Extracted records
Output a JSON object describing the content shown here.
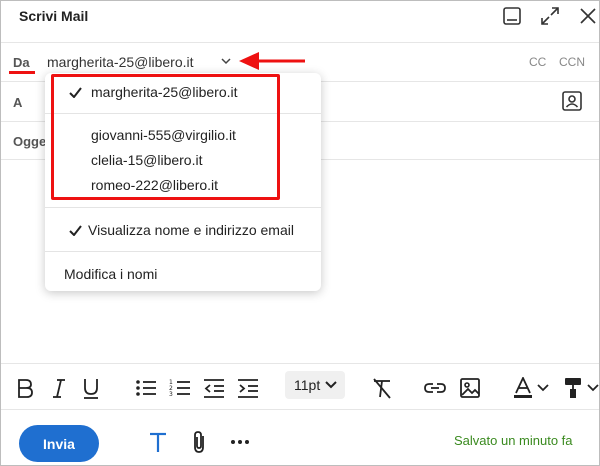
{
  "window": {
    "title": "Scrivi Mail",
    "icons": [
      "minimize-icon",
      "expand-icon",
      "close-icon"
    ]
  },
  "from": {
    "label": "Da",
    "value": "margherita-25@libero.it",
    "cc_label": "CC",
    "bcc_label": "CCN"
  },
  "to": {
    "label": "A"
  },
  "subject": {
    "label": "Ogge"
  },
  "dropdown": {
    "accounts": [
      {
        "email": "margherita-25@libero.it",
        "selected": true
      },
      {
        "email": "giovanni-555@virgilio.it",
        "selected": false
      },
      {
        "email": "clelia-15@libero.it",
        "selected": false
      },
      {
        "email": "romeo-222@libero.it",
        "selected": false
      }
    ],
    "show_name_email": {
      "label": "Visualizza nome e indirizzo email",
      "checked": true
    },
    "edit_names": "Modifica i nomi"
  },
  "toolbar": {
    "font_size": "11pt"
  },
  "footer": {
    "send_label": "Invia",
    "saved_status": "Salvato un minuto fa"
  },
  "colors": {
    "accent": "#1f6fd0",
    "annotation": "#e11111",
    "saved_text": "#3a8a1f"
  }
}
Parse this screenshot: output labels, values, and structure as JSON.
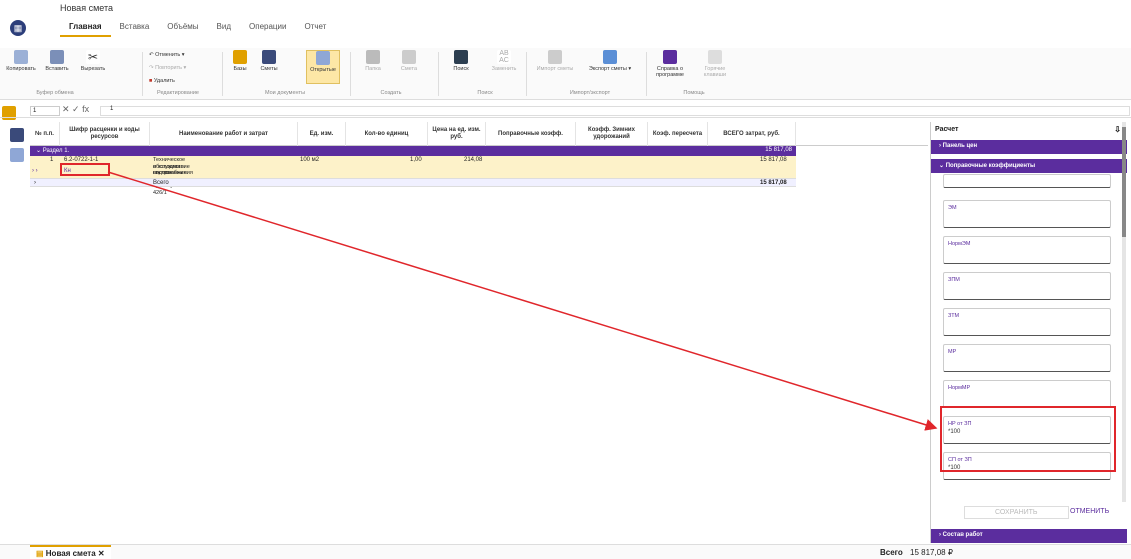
{
  "app": {
    "title": "Новая смета"
  },
  "menu": [
    "Главная",
    "Вставка",
    "Объёмы",
    "Вид",
    "Операции",
    "Отчет"
  ],
  "ribbon": {
    "copy": "Копировать",
    "paste": "Вставить",
    "cut": "Вырезать",
    "clipboard_group": "Буфер обмена",
    "undo": "Отменить",
    "redo": "Повторить",
    "delete": "Удалить",
    "edit_group": "Редактирование",
    "bases": "Базы",
    "estimates": "Сметы",
    "open": "Открытые",
    "docs_group": "Мои документы",
    "folder": "Папка",
    "estimate": "Смета",
    "create_group": "Создать",
    "search": "Поиск",
    "replace": "Заменить",
    "search_group": "Поиск",
    "import": "Импорт сметы",
    "export": "Экспорт сметы",
    "io_group": "Импорт/экспорт",
    "about": "Справка о программе",
    "hotkeys": "Горячие клавиши",
    "help_group": "Помощь"
  },
  "formula": {
    "cell": "1",
    "value": "1",
    "ops": "✕ ✓ fx"
  },
  "grid": {
    "headers": [
      "№ п.п.",
      "Шифр расценки и коды ресурсов",
      "Наименование работ и затрат",
      "Ед. изм.",
      "Кол-во единиц",
      "Цена на ед. изм. руб.",
      "Поправочные коэфф.",
      "Коэфф. Зимних удорожаний",
      "Коэф. пересчета",
      "ВСЕГО затрат, руб."
    ],
    "section": {
      "label": "Раздел 1.",
      "total": "15 817,08"
    },
    "row": {
      "num": "1",
      "code": "6.2-0722-1-1",
      "code2": "Кн",
      "name1": "Техническое обслуживание систем горячего",
      "name2": "и холодного водоснабжения цокол,",
      "name3": "построенных по типовому проекту 65-426/1",
      "unit": "100 м2",
      "qty": "1,00",
      "price": "214,08",
      "total": "15 817,08",
      "nav": "› ›"
    },
    "total_row": {
      "label": "Всего",
      "total": "15 817,08",
      "nav": "›"
    }
  },
  "panel": {
    "title": "Расчет",
    "bar1": "Панель цен",
    "bar2": "Поправочные коэффициенты",
    "fields": [
      {
        "label": "ЭМ",
        "value": ""
      },
      {
        "label": "НормЭМ",
        "value": ""
      },
      {
        "label": "ЗПМ",
        "value": ""
      },
      {
        "label": "ЗТМ",
        "value": ""
      },
      {
        "label": "МР",
        "value": ""
      },
      {
        "label": "НормМР",
        "value": ""
      },
      {
        "label": "НР от ЗП",
        "value": "*100"
      },
      {
        "label": "СП от ЗП",
        "value": "*100"
      }
    ],
    "save": "СОХРАНИТЬ",
    "cancel": "ОТМЕНИТЬ",
    "bar3": "Состав работ"
  },
  "status": {
    "tab": "Новая смета",
    "total_label": "Всего",
    "total_value": "15 817,08 ₽"
  },
  "colors": {
    "accent": "#5b2d9e",
    "highlight": "#fdf2c9",
    "annotation": "#e0262b"
  }
}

Prompt
Copy every line of the records above that contains "JSON".

Complete answer
Output a JSON object describing the content shown here.
Parse this screenshot: output labels, values, and structure as JSON.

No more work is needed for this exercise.